* TO DO
Scan the material and copy every line in which "curious" appears.

* EXERCISE INPUT
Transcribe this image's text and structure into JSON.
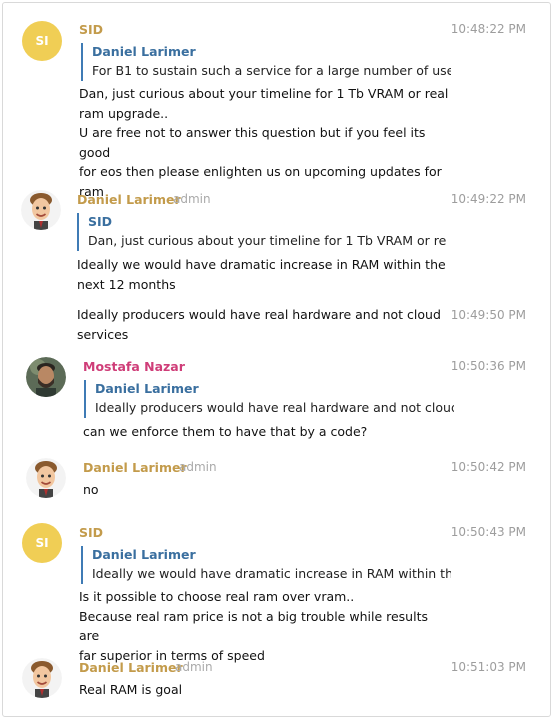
{
  "messages": [
    {
      "avatar_initials": "SI",
      "name": "SID",
      "role": "",
      "time": "10:48:22 PM",
      "quote_name": "Daniel Larimer",
      "quote_text": "For B1 to sustain such a service for a large number of use…",
      "text_lines": [
        "Dan, just curious about your timeline for 1 Tb VRAM or real",
        "ram upgrade..",
        "U are free not to answer this question but if you feel its good",
        "for eos then please enlighten us on upcoming updates for",
        "ram"
      ]
    },
    {
      "avatar_icon": "daniel-avatar",
      "name": "Daniel Larimer",
      "role": "admin",
      "time": "10:49:22 PM",
      "quote_name": "SID",
      "quote_text": "Dan, just curious about your timeline for 1 Tb VRAM or re…",
      "text_lines": [
        "Ideally we would have dramatic increase in RAM within the",
        "next 12 months"
      ]
    },
    {
      "time": "10:49:50 PM",
      "text_lines": [
        "Ideally producers would have real hardware and not cloud",
        "services"
      ]
    },
    {
      "avatar_icon": "mostafa-avatar",
      "name": "Mostafa Nazar",
      "role": "",
      "time": "10:50:36 PM",
      "quote_name": "Daniel Larimer",
      "quote_text": "Ideally producers would have real hardware and not cloud…",
      "text_lines": [
        "can we enforce them to have that by a code?"
      ]
    },
    {
      "avatar_icon": "daniel-avatar",
      "name": "Daniel Larimer",
      "role": "admin",
      "time": "10:50:42 PM",
      "text_lines": [
        "no"
      ]
    },
    {
      "avatar_initials": "SI",
      "name": "SID",
      "role": "",
      "time": "10:50:43 PM",
      "quote_name": "Daniel Larimer",
      "quote_text": "Ideally we would have dramatic increase in RAM within th…",
      "text_lines": [
        "Is it possible to choose real ram over vram..",
        "Because real ram price is not a big trouble while results are",
        "far superior in terms of speed"
      ]
    },
    {
      "avatar_icon": "daniel-avatar",
      "name": "Daniel Larimer",
      "role": "admin",
      "time": "10:51:03 PM",
      "text_lines": [
        "Real RAM is goal"
      ]
    }
  ],
  "colors": {
    "initials_avatar_bg": "#f0ce55",
    "name_gold": "#c39b4b",
    "name_pink": "#cf3d78",
    "quote_bar": "#3f7bb5",
    "quote_name": "#3a6f9f"
  }
}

* ANSWER
        "Dan, just curious about your timeline for 1 Tb VRAM or real",
      "quote_text": "Dan, just curious about your timeline for 1 Tb VRAM or re…",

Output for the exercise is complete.